▶ **Set task**: Copy out each line below exactly as it appears.
## START Exercise data
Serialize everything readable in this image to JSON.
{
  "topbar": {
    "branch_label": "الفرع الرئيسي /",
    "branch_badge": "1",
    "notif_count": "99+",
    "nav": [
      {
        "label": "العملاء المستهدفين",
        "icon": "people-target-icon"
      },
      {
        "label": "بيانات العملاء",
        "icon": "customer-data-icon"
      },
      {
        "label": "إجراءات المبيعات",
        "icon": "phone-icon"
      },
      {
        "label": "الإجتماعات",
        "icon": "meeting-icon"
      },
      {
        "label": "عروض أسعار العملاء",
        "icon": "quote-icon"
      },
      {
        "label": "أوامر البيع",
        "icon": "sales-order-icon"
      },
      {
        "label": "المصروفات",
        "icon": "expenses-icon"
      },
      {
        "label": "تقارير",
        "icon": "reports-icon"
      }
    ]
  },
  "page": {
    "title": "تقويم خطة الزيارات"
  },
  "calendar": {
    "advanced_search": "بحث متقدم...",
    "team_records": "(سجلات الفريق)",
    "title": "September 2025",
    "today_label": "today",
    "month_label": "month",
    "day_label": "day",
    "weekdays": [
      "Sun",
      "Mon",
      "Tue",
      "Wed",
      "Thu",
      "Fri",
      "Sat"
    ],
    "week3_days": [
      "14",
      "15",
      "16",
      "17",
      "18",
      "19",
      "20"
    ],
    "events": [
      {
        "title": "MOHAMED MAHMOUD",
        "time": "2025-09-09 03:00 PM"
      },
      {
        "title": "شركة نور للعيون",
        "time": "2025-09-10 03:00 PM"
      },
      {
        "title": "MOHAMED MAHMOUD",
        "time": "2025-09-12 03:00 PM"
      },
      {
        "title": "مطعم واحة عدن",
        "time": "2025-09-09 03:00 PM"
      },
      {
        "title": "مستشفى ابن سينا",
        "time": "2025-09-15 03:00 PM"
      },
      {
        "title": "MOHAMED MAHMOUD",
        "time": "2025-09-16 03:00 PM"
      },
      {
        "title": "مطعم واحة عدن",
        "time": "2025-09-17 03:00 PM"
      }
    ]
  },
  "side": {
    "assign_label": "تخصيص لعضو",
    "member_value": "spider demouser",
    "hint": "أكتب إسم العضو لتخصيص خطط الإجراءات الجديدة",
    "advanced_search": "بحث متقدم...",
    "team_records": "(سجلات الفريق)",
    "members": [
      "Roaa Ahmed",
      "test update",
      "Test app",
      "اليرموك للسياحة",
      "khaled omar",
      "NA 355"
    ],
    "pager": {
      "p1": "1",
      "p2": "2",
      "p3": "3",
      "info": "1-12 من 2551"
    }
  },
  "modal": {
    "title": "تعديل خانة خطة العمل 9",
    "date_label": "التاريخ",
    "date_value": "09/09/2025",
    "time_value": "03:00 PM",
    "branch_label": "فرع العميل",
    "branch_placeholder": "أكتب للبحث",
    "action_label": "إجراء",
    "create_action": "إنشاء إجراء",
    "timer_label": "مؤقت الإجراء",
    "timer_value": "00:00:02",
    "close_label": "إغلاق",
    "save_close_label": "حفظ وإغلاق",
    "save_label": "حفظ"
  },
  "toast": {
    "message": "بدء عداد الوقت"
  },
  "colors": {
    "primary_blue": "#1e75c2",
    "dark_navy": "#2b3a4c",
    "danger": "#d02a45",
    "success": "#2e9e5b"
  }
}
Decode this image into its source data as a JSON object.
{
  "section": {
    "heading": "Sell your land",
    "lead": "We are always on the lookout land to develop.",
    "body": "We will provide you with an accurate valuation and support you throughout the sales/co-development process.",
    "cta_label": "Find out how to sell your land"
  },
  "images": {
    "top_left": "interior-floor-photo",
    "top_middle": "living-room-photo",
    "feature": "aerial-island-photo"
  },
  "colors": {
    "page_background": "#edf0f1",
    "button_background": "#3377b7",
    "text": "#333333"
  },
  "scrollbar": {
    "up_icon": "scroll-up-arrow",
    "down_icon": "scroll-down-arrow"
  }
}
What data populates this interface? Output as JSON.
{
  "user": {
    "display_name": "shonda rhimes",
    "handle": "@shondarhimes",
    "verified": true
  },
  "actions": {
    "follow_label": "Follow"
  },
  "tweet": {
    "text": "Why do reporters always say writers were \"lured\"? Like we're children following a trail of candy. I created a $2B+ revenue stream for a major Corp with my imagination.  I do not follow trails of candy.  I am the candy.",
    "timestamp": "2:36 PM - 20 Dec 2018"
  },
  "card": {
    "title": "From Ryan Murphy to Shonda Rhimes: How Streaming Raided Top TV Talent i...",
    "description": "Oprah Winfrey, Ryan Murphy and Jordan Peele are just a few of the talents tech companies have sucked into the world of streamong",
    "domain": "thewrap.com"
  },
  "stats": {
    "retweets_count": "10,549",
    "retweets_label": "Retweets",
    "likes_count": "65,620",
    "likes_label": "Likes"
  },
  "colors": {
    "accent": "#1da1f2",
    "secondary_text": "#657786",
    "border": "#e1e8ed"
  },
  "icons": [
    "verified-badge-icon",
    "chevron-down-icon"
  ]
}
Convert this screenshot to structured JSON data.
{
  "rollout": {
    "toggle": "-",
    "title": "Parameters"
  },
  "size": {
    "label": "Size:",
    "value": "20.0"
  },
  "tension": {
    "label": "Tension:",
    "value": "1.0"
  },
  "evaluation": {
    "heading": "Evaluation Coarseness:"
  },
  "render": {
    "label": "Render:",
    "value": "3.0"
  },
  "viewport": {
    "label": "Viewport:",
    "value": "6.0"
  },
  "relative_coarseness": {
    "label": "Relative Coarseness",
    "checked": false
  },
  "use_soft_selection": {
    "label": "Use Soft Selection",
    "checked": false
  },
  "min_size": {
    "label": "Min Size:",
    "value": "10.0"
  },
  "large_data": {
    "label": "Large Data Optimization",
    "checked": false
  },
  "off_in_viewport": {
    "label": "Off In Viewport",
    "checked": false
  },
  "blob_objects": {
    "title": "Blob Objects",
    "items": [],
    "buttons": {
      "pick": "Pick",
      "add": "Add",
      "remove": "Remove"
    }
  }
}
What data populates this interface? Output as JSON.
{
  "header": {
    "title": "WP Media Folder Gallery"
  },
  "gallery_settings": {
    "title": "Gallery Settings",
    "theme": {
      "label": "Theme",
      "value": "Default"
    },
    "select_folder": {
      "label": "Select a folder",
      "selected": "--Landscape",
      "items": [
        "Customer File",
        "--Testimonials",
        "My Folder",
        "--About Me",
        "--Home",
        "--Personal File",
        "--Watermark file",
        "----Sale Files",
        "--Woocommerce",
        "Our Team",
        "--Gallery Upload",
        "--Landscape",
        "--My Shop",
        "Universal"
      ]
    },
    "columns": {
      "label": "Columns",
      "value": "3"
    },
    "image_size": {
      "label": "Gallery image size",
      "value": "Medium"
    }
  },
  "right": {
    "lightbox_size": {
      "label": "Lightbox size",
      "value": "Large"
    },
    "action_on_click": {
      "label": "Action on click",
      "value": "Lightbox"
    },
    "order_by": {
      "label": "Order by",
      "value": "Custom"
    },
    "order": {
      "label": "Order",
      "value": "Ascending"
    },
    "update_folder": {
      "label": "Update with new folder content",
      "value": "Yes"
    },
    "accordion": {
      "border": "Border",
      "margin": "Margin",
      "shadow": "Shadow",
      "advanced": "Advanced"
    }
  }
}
## END Exercise data
▶ **Exercise answer**:
Serialize everything readable in this image to JSON.
{
  "topbar": {
    "branch_label": "الفرع الرئيسي /",
    "branch_badge": "1",
    "notif_count": "99+",
    "nav": [
      {
        "label": "العملاء المستهدفين",
        "icon": "people-target-icon"
      },
      {
        "label": "بيانات العملاء",
        "icon": "customer-data-icon"
      },
      {
        "label": "إجراءات المبيعات",
        "icon": "phone-icon"
      },
      {
        "label": "الإجتماعات",
        "icon": "meeting-icon"
      },
      {
        "label": "عروض أسعار العملاء",
        "icon": "quote-icon"
      },
      {
        "label": "أوامر البيع",
        "icon": "sales-order-icon"
      },
      {
        "label": "المصروفات",
        "icon": "expenses-icon"
      },
      {
        "label": "تقارير",
        "icon": "reports-icon"
      }
    ]
  },
  "page": {
    "title": "تقويم خطة الزيارات"
  },
  "calendar": {
    "advanced_search": "بحث متقدم...",
    "team_records": "(سجلات الفريق)",
    "title": "September 2025",
    "today_label": "today",
    "month_label": "month",
    "day_label": "day",
    "weekdays": [
      "Sun",
      "Mon",
      "Tue",
      "Wed",
      "Thu",
      "Fri",
      "Sat"
    ],
    "week3_days": [
      "14",
      "15",
      "16",
      "17",
      "18",
      "19",
      "20"
    ],
    "events": [
      {
        "title": "MOHAMED MAHMOUD",
        "time": "2025-09-09 03:00 PM"
      },
      {
        "title": "شركة نور للعيون",
        "time": "2025-09-10 03:00 PM"
      },
      {
        "title": "MOHAMED MAHMOUD",
        "time": "2025-09-12 03:00 PM"
      },
      {
        "title": "مطعم واحة عدن",
        "time": "2025-09-09 03:00 PM"
      },
      {
        "title": "مستشفى ابن سينا",
        "time": "2025-09-15 03:00 PM"
      },
      {
        "title": "MOHAMED MAHMOUD",
        "time": "2025-09-16 03:00 PM"
      },
      {
        "title": "مطعم واحة عدن",
        "time": "2025-09-17 03:00 PM"
      }
    ]
  },
  "side": {
    "assign_label": "تخصيص لعضو",
    "member_value": "spider demouser",
    "hint": "أكتب إسم العضو لتخصيص خطط الإجراءات الجديدة",
    "advanced_search": "بحث متقدم...",
    "team_records": "(سجلات الفريق)",
    "members": [
      "Roaa Ahmed",
      "test update",
      "Test app",
      "اليرموك للسياحة",
      "khaled omar",
      "NA 355"
    ],
    "pager": {
      "p1": "1",
      "p2": "2",
      "p3": "3",
      "info": "1-12 من 2551"
    }
  },
  "modal": {
    "title": "تعديل خانة خطة العمل 9",
    "date_label": "التاريخ",
    "date_value": "09/09/2025",
    "time_value": "03:00 PM",
    "branch_label": "فرع العميل",
    "branch_placeholder": "أكتب للبحث",
    "action_label": "إجراء",
    "create_action": "إنشاء إجراء",
    "timer_label": "مؤقت الإجراء",
    "timer_value": "00:00:02",
    "close_label": "إغلاق",
    "save_close_label": "حفظ وإغلاق",
    "save_label": "حفظ"
  },
  "toast": {
    "message": "بدء عداد الوقت"
  },
  "colors": {
    "primary_blue": "#1e75c2",
    "dark_navy": "#2b3a4c",
    "danger": "#d02a45",
    "success": "#2e9e5b"
  }
}
Decode this image into its source data as a JSON object.
{
  "section": {
    "heading": "Sell your land",
    "lead": "We are always on the lookout land to develop.",
    "body": "We will provide you with an accurate valuation and support you throughout the sales/co-development process.",
    "cta_label": "Find out how to sell your land"
  },
  "images": {
    "top_left": "interior-floor-photo",
    "top_middle": "living-room-photo",
    "feature": "aerial-island-photo"
  },
  "colors": {
    "page_background": "#edf0f1",
    "button_background": "#3377b7",
    "text": "#333333"
  },
  "scrollbar": {
    "up_icon": "scroll-up-arrow",
    "down_icon": "scroll-down-arrow"
  }
}
What data populates this interface? Output as JSON.
{
  "user": {
    "display_name": "shonda rhimes",
    "handle": "@shondarhimes",
    "verified": true
  },
  "actions": {
    "follow_label": "Follow"
  },
  "tweet": {
    "text": "Why do reporters always say writers were \"lured\"? Like we're children following a trail of candy. I created a $2B+ revenue stream for a major Corp with my imagination.  I do not follow trails of candy.  I am the candy.",
    "timestamp": "2:36 PM - 20 Dec 2018"
  },
  "card": {
    "title": "From Ryan Murphy to Shonda Rhimes: How Streaming Raided Top TV Talent i...",
    "description": "Oprah Winfrey, Ryan Murphy and Jordan Peele are just a few of the talents tech companies have sucked into the world of streamong",
    "domain": "thewrap.com"
  },
  "stats": {
    "retweets_count": "10,549",
    "retweets_label": "Retweets",
    "likes_count": "65,620",
    "likes_label": "Likes"
  },
  "colors": {
    "accent": "#1da1f2",
    "secondary_text": "#657786",
    "border": "#e1e8ed"
  },
  "icons": [
    "verified-badge-icon",
    "chevron-down-icon"
  ]
}
Convert this screenshot to structured JSON data.
{
  "rollout": {
    "toggle": "-",
    "title": "Parameters"
  },
  "size": {
    "label": "Size:",
    "value": "20.0"
  },
  "tension": {
    "label": "Tension:",
    "value": "1.0"
  },
  "evaluation": {
    "heading": "Evaluation Coarseness:"
  },
  "render": {
    "label": "Render:",
    "value": "3.0"
  },
  "viewport": {
    "label": "Viewport:",
    "value": "6.0"
  },
  "relative_coarseness": {
    "label": "Relative Coarseness",
    "checked": false
  },
  "use_soft_selection": {
    "label": "Use Soft Selection",
    "checked": false
  },
  "min_size": {
    "label": "Min Size:",
    "value": "10.0"
  },
  "large_data": {
    "label": "Large Data Optimization",
    "checked": false
  },
  "off_in_viewport": {
    "label": "Off In Viewport",
    "checked": false
  },
  "blob_objects": {
    "title": "Blob Objects",
    "items": [],
    "buttons": {
      "pick": "Pick",
      "add": "Add",
      "remove": "Remove"
    }
  }
}
What data populates this interface? Output as JSON.
{
  "header": {
    "title": "WP Media Folder Gallery"
  },
  "gallery_settings": {
    "title": "Gallery Settings",
    "theme": {
      "label": "Theme",
      "value": "Default"
    },
    "select_folder": {
      "label": "Select a folder",
      "selected": "--Landscape",
      "items": [
        "Customer File",
        "--Testimonials",
        "My Folder",
        "--About Me",
        "--Home",
        "--Personal File",
        "--Watermark file",
        "----Sale Files",
        "--Woocommerce",
        "Our Team",
        "--Gallery Upload",
        "--Landscape",
        "--My Shop",
        "Universal"
      ]
    },
    "columns": {
      "label": "Columns",
      "value": "3"
    },
    "image_size": {
      "label": "Gallery image size",
      "value": "Medium"
    }
  },
  "right": {
    "lightbox_size": {
      "label": "Lightbox size",
      "value": "Large"
    },
    "action_on_click": {
      "label": "Action on click",
      "value": "Lightbox"
    },
    "order_by": {
      "label": "Order by",
      "value": "Custom"
    },
    "order": {
      "label": "Order",
      "value": "Ascending"
    },
    "update_folder": {
      "label": "Update with new folder content",
      "value": "Yes"
    },
    "accordion": {
      "border": "Border",
      "margin": "Margin",
      "shadow": "Shadow",
      "advanced": "Advanced"
    }
  }
}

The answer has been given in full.